Data records
····················
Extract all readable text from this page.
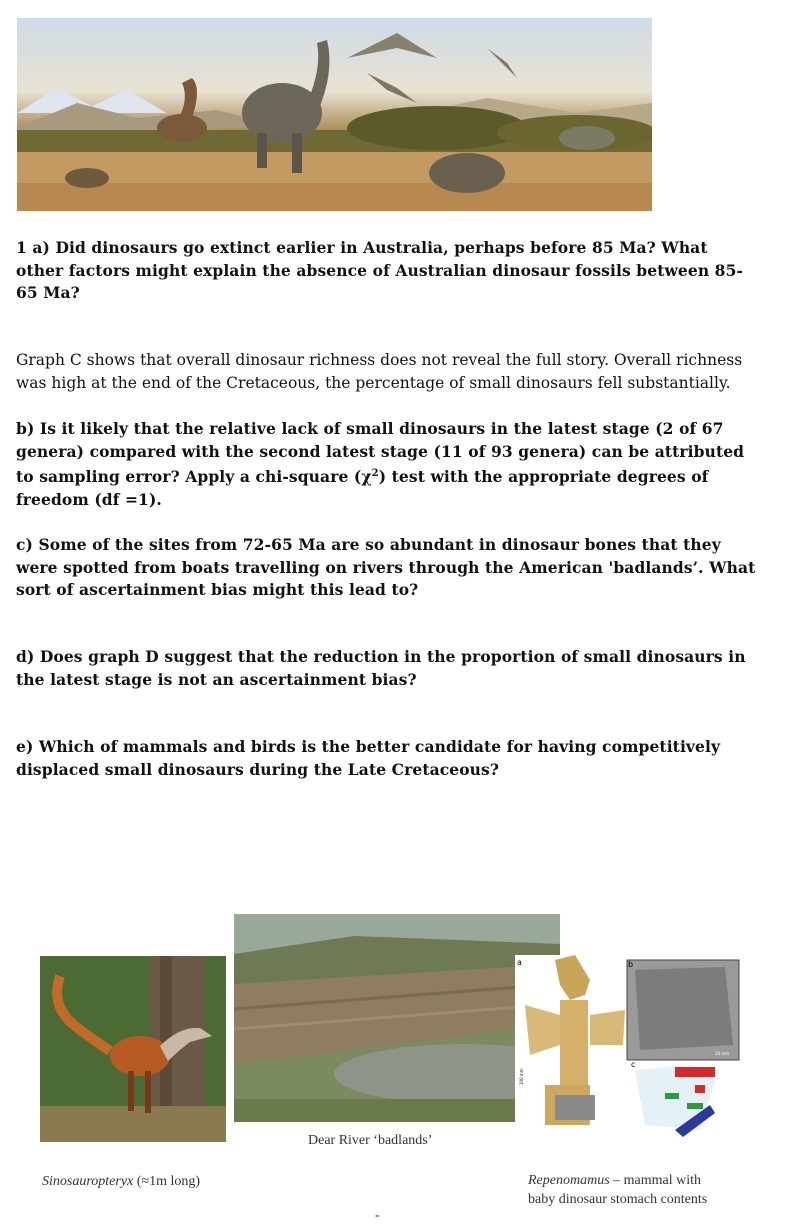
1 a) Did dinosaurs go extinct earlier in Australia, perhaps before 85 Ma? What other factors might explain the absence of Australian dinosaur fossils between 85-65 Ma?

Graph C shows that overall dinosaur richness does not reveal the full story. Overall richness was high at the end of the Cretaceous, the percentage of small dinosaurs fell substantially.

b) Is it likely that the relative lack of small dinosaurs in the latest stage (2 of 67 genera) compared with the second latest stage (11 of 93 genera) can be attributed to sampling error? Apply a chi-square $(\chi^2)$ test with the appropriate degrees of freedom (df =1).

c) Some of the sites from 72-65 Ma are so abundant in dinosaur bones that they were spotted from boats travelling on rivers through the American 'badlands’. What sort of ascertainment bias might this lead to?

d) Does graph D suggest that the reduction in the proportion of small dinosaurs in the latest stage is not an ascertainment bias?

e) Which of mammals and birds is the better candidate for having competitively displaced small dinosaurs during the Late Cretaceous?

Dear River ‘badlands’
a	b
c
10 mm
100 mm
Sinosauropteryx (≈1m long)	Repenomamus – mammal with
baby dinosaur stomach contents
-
····················
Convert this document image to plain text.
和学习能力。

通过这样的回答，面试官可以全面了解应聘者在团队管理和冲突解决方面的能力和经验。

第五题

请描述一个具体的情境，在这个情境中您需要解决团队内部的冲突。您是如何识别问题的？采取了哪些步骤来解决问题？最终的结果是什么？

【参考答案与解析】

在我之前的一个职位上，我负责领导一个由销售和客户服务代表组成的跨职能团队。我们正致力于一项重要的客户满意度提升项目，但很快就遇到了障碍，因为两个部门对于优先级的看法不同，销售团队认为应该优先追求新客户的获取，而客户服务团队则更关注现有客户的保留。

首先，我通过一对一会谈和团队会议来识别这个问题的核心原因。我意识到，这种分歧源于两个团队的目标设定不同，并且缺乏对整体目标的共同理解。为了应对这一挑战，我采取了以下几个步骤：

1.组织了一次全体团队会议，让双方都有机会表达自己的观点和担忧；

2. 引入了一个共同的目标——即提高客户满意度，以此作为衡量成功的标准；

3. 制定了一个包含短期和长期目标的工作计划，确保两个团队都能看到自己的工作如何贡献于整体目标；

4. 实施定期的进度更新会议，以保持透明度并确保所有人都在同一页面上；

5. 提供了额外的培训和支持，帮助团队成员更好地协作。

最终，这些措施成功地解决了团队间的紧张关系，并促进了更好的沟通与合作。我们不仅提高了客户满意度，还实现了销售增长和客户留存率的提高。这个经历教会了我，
····················
_Written problem_
Count the lines in the records above that contain the word "from", and reply with only that number.

_The output_
2